● Task to carry out
Keep the images out and copy every entry below exactly.

● Available data
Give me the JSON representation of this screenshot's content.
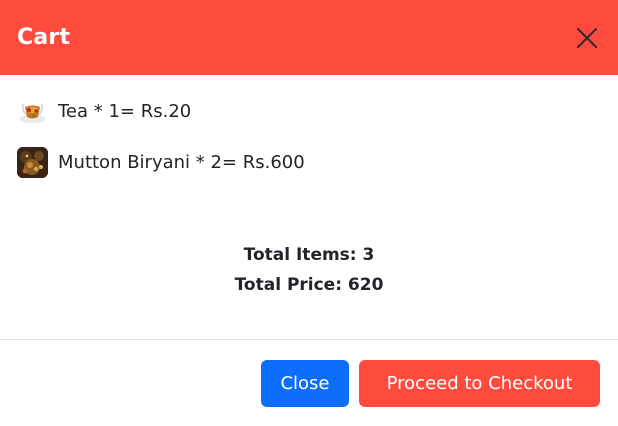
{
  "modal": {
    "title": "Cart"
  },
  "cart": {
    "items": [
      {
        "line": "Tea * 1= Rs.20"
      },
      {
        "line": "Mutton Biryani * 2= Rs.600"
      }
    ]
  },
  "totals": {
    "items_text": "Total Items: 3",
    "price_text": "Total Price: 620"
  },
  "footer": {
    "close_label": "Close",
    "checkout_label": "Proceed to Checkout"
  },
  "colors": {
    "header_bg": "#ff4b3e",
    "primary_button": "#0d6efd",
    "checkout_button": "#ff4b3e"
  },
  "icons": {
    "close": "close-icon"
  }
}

● Complete answer
Give me the JSON representation of this screenshot's content.
{
  "modal": {
    "title": "Cart"
  },
  "cart": {
    "items": [
      {
        "line": "Tea * 1= Rs.20"
      },
      {
        "line": "Mutton Biryani * 2= Rs.600"
      }
    ]
  },
  "totals": {
    "items_text": "Total Items: 3",
    "price_text": "Total Price: 620"
  },
  "footer": {
    "close_label": "Close",
    "checkout_label": "Proceed to Checkout"
  },
  "colors": {
    "header_bg": "#ff4b3e",
    "primary_button": "#0d6efd",
    "checkout_button": "#ff4b3e"
  },
  "icons": {
    "close": "close-icon"
  }
}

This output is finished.